Below are some records; work out how many of their lines contain "作主语时" and give the number only.

###

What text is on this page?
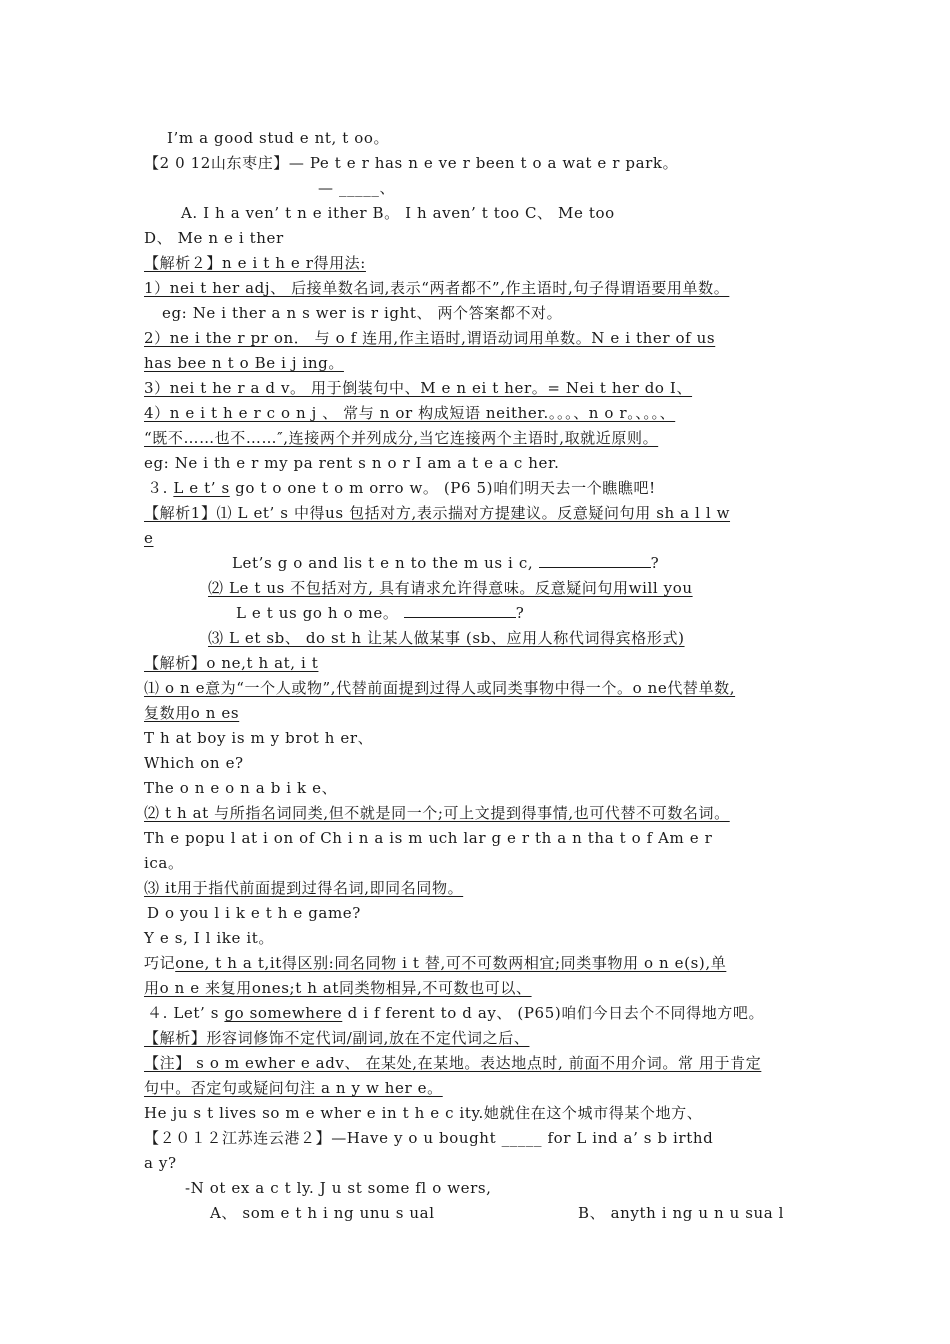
I’m a good stud e nt, t oo。
【2 0 12山东枣庄】— Pe t e r has n e ve r been t o a wat e r park。
— _____、
A. I h a ven’ t n e ither B。 I h aven’ t too C、 Me too
D、 Me n e i ther
【解析２】n e i t h e r得用法:
1）nei t her adj、 后接单数名词,表示“两者都不”,作主语时,句子得谓语要用单数。
eg: Ne i ther a n s wer is r ight、 两个答案都不对。
2）ne i the r pr on． 与 o f 连用,作主语时,谓语动词用单数。N e i ther of us
has bee n t o Be i j ing。
3）nei t he r a d v。 用于倒装句中、M e n ei t her。= Nei t her do I、
4）n e i t h e r c o n j 、 常与 n or 构成短语 neither.。。。、n o r。、。。、
“既不……也不……″,连接两个并列成分,当它连接两个主语时,取就近原则。
eg: Ne i th e r my pa rent s n o r I am a t e a c her.
３. L e t’ s go t o one t o m orro w。 (P6 5)咱们明天去一个瞧瞧吧!
【解析1】⑴ L et’ s 中得us 包括对方,表示揣对方提建议。反意疑问句用 sh a l l w
e
Let’s g o and lis t e n to the m us i c,	?
⑵ Le t us 不包括对方, 具有请求允许得意味。反意疑问句用will you
L e t us go h o me。	?
⑶ L et sb、 do st h 让某人做某事 (sb、应用人称代词得宾格形式)
【解析】o ne,t h at, i t
⑴ o n e意为“一个人或物”,代替前面提到过得人或同类事物中得一个。o ne代替单数,
复数用o n es
T h at boy is m y brot h er、
Which on e?
The o n e o n a b i k e、
⑵ t h at 与所指名词同类,但不就是同一个;可上文提到得事情,也可代替不可数名词。
Th e popu l at i on of Ch i n a is m uch lar g e r th a n tha t o f Am e r
ica。
⑶ it用于指代前面提到过得名词,即同名同物。
D o you l i k e t h e game?
Y e s, I l ike it。
巧记one, t h a t,it得区别:同名同物 i t 替,可不可数两相宜;同类事物用 o n e(s),单
用o n e 来复用ones;t h at同类物相异,不可数也可以、
４. Let’ s go somewhere d i f ferent to d ay、 (P65)咱们今日去个不同得地方吧。
【解析】形容词修饰不定代词/副词,放在不定代词之后、
【注】 s o m ewher e adv、 在某处,在某地。表达地点时, 前面不用介词。常 用于肯定
句中。否定句或疑问句注 a n y w her e。
He ju s t lives so m e wher e in t h e c ity.她就住在这个城市得某个地方、
【２０１２江苏连云港２】—Have y o u bought _____ for L ind a’ s b irthd
a y?
-N ot ex a c t ly. J u st some fl o wers,
A、 som e t h i ng unu s ual	B、 anyth i ng u n u sua l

###

• Result of this exercise: 2